Copy the lines from the items below word for word, starting at the line that contains "Text: • Longstanding history of hypertension" and ending at the line that contains "dise: • Longstanding", with both of those lines included.
— START OF Task inputs —
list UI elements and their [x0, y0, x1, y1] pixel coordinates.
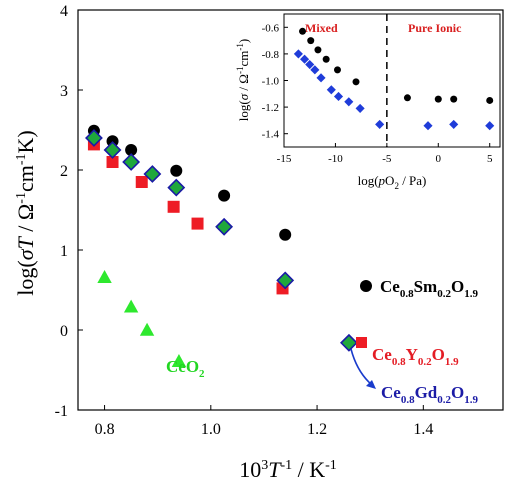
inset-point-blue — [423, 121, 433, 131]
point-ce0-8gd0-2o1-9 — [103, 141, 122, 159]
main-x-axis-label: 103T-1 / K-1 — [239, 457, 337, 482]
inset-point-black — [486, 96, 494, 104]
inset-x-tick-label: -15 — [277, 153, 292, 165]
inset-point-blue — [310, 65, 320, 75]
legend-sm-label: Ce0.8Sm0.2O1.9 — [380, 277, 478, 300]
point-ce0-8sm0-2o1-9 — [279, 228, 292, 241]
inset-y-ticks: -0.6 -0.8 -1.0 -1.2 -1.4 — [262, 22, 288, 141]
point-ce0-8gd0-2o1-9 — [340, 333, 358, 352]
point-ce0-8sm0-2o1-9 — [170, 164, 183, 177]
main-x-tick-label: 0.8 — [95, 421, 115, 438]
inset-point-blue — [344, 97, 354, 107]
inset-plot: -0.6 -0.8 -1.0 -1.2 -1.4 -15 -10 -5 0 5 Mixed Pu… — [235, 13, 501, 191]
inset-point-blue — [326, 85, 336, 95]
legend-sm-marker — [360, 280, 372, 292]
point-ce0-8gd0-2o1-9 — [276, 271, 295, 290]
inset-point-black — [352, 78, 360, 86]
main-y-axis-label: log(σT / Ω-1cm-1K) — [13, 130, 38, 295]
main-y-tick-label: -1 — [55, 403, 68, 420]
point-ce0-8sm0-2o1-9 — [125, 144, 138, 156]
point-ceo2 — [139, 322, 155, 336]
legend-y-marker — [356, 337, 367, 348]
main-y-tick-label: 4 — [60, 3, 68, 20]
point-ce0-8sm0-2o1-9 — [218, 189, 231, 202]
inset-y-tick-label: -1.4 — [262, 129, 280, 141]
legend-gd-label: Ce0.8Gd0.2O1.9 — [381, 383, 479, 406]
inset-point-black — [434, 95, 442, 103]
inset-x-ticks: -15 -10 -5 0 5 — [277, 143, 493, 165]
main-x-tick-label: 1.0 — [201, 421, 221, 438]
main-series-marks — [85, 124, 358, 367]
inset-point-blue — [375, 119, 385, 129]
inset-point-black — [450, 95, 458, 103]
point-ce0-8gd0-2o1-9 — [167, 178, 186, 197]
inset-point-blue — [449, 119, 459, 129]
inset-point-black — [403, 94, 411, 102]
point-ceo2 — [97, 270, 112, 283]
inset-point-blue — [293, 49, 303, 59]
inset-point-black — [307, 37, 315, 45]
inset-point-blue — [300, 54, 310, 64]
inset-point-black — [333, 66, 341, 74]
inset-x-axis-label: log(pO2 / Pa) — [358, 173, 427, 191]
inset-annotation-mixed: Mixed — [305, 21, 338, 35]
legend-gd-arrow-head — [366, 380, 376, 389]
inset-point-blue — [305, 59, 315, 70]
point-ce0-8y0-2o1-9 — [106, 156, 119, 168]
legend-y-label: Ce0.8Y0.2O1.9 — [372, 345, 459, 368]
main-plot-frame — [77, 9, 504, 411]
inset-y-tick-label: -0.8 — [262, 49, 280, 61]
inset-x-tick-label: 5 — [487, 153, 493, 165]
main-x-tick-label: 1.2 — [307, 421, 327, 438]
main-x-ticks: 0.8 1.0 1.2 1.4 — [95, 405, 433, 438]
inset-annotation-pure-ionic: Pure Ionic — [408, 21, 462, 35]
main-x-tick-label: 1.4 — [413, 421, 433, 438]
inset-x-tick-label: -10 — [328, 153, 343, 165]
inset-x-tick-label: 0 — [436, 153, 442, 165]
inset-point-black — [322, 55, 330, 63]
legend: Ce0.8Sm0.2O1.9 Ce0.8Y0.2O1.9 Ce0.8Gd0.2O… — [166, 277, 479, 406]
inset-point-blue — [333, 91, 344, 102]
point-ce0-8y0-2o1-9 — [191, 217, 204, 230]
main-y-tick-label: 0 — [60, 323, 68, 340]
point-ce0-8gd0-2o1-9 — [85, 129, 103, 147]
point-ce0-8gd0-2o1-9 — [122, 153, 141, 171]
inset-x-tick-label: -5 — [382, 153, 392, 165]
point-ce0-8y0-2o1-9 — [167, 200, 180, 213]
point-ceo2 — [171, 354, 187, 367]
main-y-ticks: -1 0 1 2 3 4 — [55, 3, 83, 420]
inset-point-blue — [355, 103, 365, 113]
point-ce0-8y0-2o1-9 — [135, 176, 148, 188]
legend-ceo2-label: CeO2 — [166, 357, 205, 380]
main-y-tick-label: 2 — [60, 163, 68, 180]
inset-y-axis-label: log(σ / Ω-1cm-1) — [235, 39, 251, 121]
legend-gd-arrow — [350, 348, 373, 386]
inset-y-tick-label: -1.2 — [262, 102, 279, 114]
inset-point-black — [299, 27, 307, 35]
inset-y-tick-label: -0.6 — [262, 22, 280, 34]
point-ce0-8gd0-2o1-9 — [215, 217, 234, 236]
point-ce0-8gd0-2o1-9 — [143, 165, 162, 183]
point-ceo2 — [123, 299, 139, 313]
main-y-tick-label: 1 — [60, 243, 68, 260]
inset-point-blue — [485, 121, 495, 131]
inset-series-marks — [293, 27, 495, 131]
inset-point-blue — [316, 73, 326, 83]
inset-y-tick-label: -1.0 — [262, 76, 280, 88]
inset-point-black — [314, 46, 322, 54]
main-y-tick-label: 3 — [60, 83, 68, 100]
— END OF Task inputs —
— START OF Task inputs —
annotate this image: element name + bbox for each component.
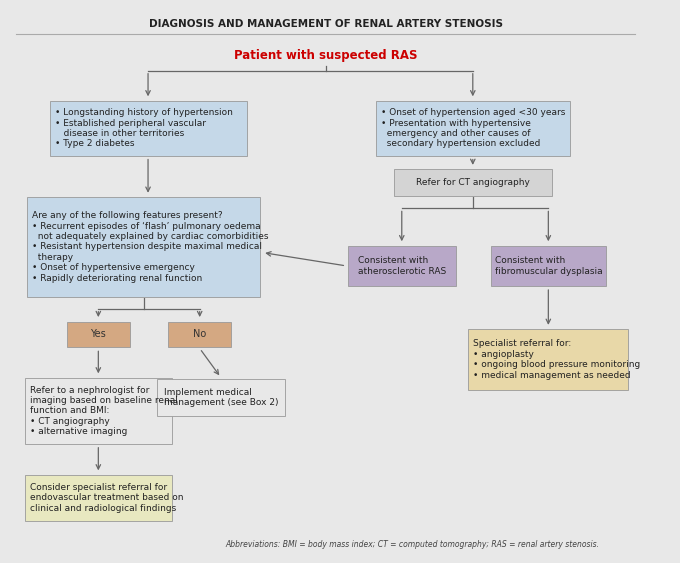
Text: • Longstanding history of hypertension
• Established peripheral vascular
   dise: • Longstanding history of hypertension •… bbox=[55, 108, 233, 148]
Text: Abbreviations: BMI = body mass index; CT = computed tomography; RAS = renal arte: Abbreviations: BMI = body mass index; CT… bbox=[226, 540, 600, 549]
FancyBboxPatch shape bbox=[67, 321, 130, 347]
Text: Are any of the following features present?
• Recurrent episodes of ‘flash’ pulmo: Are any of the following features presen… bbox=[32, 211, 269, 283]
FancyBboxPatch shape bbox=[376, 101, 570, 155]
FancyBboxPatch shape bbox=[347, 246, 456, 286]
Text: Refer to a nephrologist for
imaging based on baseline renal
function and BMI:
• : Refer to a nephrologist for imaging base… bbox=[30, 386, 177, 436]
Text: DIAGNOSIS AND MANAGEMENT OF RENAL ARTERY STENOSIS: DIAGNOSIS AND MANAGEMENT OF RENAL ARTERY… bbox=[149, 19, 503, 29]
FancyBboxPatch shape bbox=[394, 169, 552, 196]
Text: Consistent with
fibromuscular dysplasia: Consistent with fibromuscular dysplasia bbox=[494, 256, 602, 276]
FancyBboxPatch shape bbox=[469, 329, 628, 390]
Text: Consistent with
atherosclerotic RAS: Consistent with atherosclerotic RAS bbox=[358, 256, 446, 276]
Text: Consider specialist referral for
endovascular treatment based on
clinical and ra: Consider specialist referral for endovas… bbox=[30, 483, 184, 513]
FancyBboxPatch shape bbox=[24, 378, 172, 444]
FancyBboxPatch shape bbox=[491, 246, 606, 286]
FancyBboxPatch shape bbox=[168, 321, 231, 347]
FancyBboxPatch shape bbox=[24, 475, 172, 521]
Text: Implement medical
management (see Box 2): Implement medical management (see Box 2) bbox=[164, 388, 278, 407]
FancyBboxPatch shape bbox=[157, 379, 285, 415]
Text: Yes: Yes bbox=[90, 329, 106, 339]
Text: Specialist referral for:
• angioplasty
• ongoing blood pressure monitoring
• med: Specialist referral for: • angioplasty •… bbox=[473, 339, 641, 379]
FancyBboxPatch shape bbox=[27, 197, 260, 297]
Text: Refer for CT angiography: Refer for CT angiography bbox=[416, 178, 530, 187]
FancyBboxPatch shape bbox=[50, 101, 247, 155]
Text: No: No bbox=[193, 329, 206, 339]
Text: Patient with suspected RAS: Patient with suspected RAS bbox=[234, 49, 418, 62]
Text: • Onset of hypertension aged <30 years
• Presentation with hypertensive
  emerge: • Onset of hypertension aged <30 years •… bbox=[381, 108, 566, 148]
— END OF Task inputs —
→ **The response**:
Text: • Longstanding history of hypertension
• Established peripheral vascular
   dise: • Longstanding history of hypertension •… bbox=[55, 108, 233, 148]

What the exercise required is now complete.